** Document text **
*** Begin section ***
Share your dilemmas and get honest opinions from other Mumsnetters.

School mums asking for money

497 replies

Nesquik1 · 27/09/2023 22:23

Well not quite that but…..on WhatsApp group Someone suggested for birthdays we should not buy any presents but just give cash. I’ve got no issue with that but one of them has now volunteered herself to collect all the money for all birthdays! I don’t know why but I’m finding all this really odd and dictatorship.

If you want to give a present or cash do it but now there’s a list going “I’ve just transferred x amount did you get it?” etc. plus this volunteer is now going to make a list of all the parents names and how much each one giving?! I’m finding it so bloody odd, am I being weird or is this set up weird? The kids are 4/5 surely they want to open presents rather than get money put into mums account.
*** End section ***
** Stored data entries **
*** Begin section ***
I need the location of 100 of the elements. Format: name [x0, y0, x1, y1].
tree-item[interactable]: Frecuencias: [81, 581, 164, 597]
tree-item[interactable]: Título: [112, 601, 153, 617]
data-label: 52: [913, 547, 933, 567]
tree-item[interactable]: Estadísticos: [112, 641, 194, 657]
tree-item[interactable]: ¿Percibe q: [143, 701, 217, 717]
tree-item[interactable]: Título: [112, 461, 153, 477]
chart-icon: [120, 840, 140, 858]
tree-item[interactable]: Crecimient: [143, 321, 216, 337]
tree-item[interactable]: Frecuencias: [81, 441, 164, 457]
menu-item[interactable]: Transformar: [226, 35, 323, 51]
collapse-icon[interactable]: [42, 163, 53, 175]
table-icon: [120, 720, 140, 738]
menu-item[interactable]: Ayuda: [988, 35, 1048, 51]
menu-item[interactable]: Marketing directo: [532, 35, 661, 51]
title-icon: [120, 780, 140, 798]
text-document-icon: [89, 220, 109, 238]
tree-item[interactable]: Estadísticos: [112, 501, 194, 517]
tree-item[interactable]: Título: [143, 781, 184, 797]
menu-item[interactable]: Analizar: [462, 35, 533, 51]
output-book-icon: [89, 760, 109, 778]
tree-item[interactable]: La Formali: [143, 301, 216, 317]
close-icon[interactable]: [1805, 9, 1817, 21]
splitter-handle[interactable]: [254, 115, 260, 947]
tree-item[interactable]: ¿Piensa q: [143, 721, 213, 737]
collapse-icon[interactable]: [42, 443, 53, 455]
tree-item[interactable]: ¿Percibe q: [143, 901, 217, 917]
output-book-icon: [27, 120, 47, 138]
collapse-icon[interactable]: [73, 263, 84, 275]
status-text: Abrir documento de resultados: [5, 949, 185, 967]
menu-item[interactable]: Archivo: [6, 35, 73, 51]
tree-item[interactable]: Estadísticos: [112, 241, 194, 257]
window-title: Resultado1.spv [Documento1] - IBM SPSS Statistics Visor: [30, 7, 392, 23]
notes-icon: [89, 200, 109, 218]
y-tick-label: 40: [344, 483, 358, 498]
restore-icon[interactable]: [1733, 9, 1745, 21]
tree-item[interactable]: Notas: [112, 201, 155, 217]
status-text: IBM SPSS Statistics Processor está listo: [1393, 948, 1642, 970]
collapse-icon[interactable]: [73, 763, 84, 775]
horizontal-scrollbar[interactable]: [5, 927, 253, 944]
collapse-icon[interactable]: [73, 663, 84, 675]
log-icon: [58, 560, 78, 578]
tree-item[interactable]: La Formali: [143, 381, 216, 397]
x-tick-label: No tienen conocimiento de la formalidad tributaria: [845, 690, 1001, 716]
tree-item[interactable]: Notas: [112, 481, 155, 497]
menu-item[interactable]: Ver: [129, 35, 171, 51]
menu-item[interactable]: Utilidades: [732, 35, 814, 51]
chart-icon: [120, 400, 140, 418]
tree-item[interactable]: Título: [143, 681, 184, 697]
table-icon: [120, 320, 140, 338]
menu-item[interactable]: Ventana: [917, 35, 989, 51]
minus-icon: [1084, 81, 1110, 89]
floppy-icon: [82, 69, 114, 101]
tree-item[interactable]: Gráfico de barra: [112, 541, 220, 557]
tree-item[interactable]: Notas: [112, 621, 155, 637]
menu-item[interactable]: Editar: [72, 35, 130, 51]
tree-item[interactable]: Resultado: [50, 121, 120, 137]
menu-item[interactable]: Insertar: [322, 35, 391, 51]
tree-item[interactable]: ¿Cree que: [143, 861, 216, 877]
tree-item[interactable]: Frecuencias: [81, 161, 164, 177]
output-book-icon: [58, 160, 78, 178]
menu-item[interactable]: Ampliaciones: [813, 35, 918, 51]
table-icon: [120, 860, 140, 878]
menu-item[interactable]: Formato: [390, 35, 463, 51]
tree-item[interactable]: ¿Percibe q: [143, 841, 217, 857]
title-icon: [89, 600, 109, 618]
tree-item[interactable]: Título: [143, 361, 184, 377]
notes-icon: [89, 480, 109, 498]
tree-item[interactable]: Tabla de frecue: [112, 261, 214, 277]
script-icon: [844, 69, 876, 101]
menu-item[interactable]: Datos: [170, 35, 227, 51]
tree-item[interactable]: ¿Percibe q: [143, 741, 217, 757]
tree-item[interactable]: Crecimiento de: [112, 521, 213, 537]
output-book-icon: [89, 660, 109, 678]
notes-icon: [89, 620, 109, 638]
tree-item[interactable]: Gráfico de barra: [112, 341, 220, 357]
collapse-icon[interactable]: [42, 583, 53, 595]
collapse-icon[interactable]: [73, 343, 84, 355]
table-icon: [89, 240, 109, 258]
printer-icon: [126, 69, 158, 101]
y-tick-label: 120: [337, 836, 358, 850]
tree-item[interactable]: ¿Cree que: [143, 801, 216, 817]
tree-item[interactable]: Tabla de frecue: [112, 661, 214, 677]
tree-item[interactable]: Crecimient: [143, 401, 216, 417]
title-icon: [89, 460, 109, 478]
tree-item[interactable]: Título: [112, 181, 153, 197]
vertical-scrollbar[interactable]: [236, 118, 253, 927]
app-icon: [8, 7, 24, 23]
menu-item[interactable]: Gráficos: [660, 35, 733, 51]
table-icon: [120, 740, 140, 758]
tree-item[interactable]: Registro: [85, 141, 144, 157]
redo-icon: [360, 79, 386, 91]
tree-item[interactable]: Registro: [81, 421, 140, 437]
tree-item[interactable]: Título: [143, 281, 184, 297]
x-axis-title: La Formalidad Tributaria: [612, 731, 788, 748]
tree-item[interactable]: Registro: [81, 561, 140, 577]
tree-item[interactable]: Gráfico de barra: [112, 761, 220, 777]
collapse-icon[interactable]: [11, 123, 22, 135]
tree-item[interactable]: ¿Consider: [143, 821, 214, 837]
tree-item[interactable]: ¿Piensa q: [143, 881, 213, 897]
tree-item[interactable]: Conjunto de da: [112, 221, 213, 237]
*** End section ***
** Check your understanding **
1 - From the forum post about school mums asking for money, extract the passage that begins at the words "Nesquik1 · 27/09/2023" and stops after the words "into mums account.".
2 - Summarize the forum post about school mums asking for money in two sentences.
3 - In the forum post about school mums asking for money, how old are the children?

** Your written answers **
1 -
Nesquik1 · 27/09/2023 22:23

Well not quite that but…..on WhatsApp group Someone suggested for birthdays we should not buy any presents but just give cash. I’ve got no issue with that but one of them has now volunteered herself to collect all the money for all birthdays! I don’t know why but I’m finding all this really odd and dictatorship.

If you want to give a present or cash do it but now there’s a list going “I’ve just transferred x amount did you get it?” etc. plus this volunteer is now going to make a list of all the parents names and how much each one giving?! I’m finding it so bloody odd, am I being weird or is this set up weird? The kids are 4/5 surely they want to open presents rather than get money put into mums account.

2 - On a parents' WhatsApp group, someone suggested giving cash instead of birthday presents, and one parent volunteered to collect the money for all birthdays and list each parent's name and contribution. The poster finds this setup odd and controlling, and thinks children aged 4/5 would rather open presents than have money put into a mum's account.

3 - They are 4/5.